Data supplied:
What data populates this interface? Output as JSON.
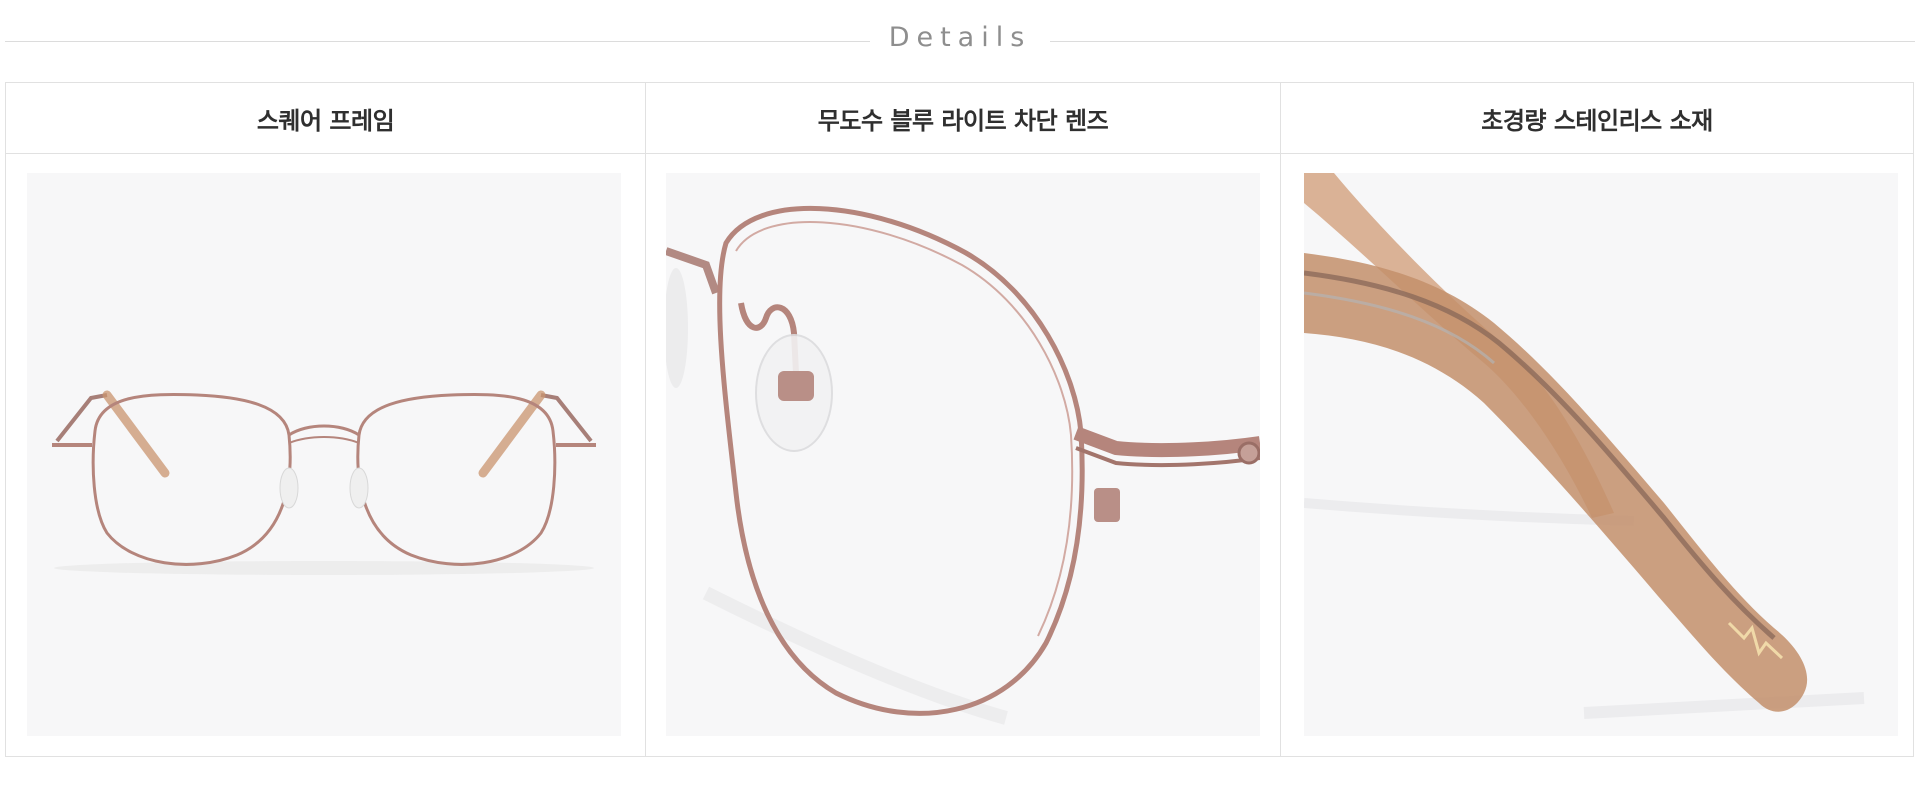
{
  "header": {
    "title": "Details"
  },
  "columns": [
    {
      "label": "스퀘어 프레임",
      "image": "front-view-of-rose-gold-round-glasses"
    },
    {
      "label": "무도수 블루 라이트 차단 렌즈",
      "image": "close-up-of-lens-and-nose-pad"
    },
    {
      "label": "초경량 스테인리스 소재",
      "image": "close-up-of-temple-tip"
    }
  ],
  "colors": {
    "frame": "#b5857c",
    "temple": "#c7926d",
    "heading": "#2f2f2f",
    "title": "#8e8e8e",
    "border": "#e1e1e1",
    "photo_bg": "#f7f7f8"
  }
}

Given request: Write every entry out again exactly, dropping the pictures.

Solution for this task:
What data populates this interface? Output as JSON.
{
  "header": {
    "title": "Details"
  },
  "columns": [
    {
      "label": "스퀘어 프레임",
      "image": "front-view-of-rose-gold-round-glasses"
    },
    {
      "label": "무도수 블루 라이트 차단 렌즈",
      "image": "close-up-of-lens-and-nose-pad"
    },
    {
      "label": "초경량 스테인리스 소재",
      "image": "close-up-of-temple-tip"
    }
  ],
  "colors": {
    "frame": "#b5857c",
    "temple": "#c7926d",
    "heading": "#2f2f2f",
    "title": "#8e8e8e",
    "border": "#e1e1e1",
    "photo_bg": "#f7f7f8"
  }
}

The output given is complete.